-- Start of Data extract --
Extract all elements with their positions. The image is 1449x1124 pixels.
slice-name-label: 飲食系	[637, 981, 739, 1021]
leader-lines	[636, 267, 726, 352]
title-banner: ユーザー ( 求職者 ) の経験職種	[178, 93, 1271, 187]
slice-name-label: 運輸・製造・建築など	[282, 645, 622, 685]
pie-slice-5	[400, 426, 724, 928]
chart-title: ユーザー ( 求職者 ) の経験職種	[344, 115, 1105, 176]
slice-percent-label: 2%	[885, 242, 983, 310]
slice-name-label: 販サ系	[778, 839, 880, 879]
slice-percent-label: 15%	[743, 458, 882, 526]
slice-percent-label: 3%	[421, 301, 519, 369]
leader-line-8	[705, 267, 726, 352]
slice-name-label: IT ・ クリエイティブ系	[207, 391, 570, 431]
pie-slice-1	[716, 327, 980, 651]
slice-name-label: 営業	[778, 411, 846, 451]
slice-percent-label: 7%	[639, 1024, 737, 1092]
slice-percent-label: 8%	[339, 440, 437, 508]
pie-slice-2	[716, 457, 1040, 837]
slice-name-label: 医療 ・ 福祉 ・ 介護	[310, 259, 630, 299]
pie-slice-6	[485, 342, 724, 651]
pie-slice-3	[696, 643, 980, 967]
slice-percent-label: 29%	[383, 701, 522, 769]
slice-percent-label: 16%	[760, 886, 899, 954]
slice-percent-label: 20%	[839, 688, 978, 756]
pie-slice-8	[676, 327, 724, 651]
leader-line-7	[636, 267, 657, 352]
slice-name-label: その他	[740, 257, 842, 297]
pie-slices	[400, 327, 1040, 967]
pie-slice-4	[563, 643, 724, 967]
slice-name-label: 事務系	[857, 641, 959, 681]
-- End of Data extract --
Rewrite the records above, replacing every occurrence of "slice-percent-label" with "slice-value-label" and leaving everything else unchanged.

Response:
Extract all elements with their positions. The image is 1449x1124 pixels.
slice-name-label: 飲食系	[637, 981, 739, 1021]
leader-lines	[636, 267, 726, 352]
title-banner: ユーザー ( 求職者 ) の経験職種	[178, 93, 1271, 187]
slice-name-label: 運輸・製造・建築など	[282, 645, 622, 685]
pie-slice-5	[400, 426, 724, 928]
chart-title: ユーザー ( 求職者 ) の経験職種	[344, 115, 1105, 176]
slice-value-label: 2%	[885, 242, 983, 310]
slice-name-label: 販サ系	[778, 839, 880, 879]
slice-value-label: 15%	[743, 458, 882, 526]
slice-value-label: 3%	[421, 301, 519, 369]
leader-line-8	[705, 267, 726, 352]
slice-name-label: IT ・ クリエイティブ系	[207, 391, 570, 431]
pie-slice-1	[716, 327, 980, 651]
slice-name-label: 営業	[778, 411, 846, 451]
slice-value-label: 7%	[639, 1024, 737, 1092]
slice-value-label: 8%	[339, 440, 437, 508]
pie-slice-2	[716, 457, 1040, 837]
slice-name-label: 医療 ・ 福祉 ・ 介護	[310, 259, 630, 299]
pie-slice-6	[485, 342, 724, 651]
pie-slice-3	[696, 643, 980, 967]
slice-value-label: 29%	[383, 701, 522, 769]
slice-value-label: 16%	[760, 886, 899, 954]
slice-value-label: 20%	[839, 688, 978, 756]
pie-slice-8	[676, 327, 724, 651]
leader-line-7	[636, 267, 657, 352]
slice-name-label: その他	[740, 257, 842, 297]
pie-slices	[400, 327, 1040, 967]
pie-slice-4	[563, 643, 724, 967]
slice-name-label: 事務系	[857, 641, 959, 681]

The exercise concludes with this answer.